Items listed in a dataset:

# # #

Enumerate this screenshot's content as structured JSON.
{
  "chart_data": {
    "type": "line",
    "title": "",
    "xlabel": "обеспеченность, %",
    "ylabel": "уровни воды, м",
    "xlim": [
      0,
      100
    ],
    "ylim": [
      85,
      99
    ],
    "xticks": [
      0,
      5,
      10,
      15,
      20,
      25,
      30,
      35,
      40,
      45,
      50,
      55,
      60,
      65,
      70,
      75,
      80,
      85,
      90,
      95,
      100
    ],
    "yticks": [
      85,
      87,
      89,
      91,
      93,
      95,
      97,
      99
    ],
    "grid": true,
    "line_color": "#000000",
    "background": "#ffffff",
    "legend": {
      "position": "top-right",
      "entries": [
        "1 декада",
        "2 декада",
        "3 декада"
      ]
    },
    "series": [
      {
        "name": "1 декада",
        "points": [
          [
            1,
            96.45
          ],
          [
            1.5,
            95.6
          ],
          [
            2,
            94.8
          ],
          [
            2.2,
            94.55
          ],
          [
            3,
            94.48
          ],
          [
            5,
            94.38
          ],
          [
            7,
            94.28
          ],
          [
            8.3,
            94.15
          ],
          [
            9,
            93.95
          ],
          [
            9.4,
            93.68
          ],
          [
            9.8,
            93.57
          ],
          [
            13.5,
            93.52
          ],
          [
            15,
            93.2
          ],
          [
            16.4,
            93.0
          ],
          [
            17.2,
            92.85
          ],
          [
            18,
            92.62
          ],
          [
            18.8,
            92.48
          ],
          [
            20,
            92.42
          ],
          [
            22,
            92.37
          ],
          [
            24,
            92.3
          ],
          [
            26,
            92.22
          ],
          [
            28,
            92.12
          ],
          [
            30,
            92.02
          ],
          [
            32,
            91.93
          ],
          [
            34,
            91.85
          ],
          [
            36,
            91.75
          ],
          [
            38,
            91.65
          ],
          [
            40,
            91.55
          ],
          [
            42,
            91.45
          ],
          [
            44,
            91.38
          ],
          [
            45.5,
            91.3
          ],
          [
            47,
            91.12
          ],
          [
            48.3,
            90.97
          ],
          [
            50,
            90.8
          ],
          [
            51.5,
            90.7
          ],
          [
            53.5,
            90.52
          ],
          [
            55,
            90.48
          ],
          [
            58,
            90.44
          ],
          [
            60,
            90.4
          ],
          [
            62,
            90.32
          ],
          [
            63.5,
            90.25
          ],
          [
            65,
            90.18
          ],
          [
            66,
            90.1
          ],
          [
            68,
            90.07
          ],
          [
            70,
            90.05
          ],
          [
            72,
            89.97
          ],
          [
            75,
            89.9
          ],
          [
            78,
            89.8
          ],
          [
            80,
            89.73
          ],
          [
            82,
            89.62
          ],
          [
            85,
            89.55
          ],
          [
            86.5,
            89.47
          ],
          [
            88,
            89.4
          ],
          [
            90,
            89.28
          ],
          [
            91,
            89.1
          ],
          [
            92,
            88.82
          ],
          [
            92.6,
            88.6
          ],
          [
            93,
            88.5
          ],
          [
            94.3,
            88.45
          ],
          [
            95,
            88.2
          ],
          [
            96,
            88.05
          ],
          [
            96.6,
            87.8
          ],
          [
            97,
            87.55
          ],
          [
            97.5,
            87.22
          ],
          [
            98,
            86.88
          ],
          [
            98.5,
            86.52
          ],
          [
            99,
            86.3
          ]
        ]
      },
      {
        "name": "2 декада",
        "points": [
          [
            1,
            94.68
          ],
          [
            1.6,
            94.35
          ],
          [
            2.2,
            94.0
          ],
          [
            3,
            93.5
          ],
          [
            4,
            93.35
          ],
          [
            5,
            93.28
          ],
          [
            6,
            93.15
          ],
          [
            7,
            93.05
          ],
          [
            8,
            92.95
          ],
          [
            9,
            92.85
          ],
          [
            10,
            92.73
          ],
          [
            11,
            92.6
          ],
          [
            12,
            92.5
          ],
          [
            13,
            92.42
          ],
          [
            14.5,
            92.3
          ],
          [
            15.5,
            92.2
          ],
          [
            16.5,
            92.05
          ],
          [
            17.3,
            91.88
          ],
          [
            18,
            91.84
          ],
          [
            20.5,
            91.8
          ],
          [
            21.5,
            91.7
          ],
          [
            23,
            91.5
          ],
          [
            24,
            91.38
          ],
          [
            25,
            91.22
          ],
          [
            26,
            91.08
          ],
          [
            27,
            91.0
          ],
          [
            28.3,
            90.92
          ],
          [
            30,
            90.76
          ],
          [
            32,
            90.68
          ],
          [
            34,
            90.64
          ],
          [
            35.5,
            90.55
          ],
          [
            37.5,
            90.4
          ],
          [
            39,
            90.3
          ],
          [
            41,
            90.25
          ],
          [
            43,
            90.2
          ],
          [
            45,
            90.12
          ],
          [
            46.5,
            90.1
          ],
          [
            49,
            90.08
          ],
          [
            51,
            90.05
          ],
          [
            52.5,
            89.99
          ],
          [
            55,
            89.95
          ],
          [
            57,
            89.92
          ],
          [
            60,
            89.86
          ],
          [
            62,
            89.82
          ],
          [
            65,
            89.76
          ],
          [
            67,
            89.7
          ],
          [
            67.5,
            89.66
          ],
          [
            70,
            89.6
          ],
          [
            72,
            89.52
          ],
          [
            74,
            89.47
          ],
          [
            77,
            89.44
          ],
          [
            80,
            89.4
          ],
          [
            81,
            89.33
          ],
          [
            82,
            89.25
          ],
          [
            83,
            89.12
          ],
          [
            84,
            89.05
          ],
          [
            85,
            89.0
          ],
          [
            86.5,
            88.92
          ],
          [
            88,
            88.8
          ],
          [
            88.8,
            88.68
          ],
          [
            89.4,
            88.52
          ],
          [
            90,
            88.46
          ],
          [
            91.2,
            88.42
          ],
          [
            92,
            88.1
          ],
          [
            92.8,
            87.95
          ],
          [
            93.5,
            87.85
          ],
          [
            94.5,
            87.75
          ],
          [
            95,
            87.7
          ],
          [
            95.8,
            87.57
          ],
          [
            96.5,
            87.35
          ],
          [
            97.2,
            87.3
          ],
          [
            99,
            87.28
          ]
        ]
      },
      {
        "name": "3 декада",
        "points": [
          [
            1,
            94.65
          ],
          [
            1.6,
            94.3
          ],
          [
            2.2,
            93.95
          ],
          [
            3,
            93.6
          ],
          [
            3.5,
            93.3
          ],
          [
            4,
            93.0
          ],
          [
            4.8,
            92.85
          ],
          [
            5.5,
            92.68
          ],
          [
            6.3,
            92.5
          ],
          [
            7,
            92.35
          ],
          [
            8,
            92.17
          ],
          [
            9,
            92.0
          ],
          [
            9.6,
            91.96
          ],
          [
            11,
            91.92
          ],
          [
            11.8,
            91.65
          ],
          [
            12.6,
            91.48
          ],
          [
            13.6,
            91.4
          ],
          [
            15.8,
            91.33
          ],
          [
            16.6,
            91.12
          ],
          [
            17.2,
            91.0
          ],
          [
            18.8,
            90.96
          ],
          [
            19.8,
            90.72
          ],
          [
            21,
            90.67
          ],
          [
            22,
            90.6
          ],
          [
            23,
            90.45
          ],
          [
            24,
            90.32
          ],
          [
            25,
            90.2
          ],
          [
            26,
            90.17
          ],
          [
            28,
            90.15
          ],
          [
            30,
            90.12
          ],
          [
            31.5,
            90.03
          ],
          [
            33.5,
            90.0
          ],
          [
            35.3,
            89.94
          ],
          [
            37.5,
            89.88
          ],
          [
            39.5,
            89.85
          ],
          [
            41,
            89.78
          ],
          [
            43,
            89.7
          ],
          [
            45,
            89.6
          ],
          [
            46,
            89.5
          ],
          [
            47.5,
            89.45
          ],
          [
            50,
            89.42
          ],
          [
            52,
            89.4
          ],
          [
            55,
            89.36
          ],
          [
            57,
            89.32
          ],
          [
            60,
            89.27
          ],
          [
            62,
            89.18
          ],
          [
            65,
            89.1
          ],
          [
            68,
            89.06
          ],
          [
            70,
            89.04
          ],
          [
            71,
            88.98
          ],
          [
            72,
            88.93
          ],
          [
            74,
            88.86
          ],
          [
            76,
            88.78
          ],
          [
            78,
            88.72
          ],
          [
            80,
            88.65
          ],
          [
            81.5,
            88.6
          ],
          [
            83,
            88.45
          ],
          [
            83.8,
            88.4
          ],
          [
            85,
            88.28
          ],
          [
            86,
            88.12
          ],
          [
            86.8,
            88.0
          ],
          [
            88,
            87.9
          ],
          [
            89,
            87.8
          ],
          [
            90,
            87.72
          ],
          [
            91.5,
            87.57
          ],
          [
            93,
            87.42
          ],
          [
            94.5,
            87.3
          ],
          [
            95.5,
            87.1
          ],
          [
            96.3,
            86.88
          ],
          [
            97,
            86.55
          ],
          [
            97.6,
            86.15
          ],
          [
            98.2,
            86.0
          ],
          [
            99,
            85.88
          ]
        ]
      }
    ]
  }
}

# # #

→ Set task: Find the string "декада" in the entries above and return each line that holds it.

→ Written reply:
        "1 декада",
        "2 декада",
        "3 декада"
        "name": "1 декада",
        "name": "2 декада",
        "name": "3 декада",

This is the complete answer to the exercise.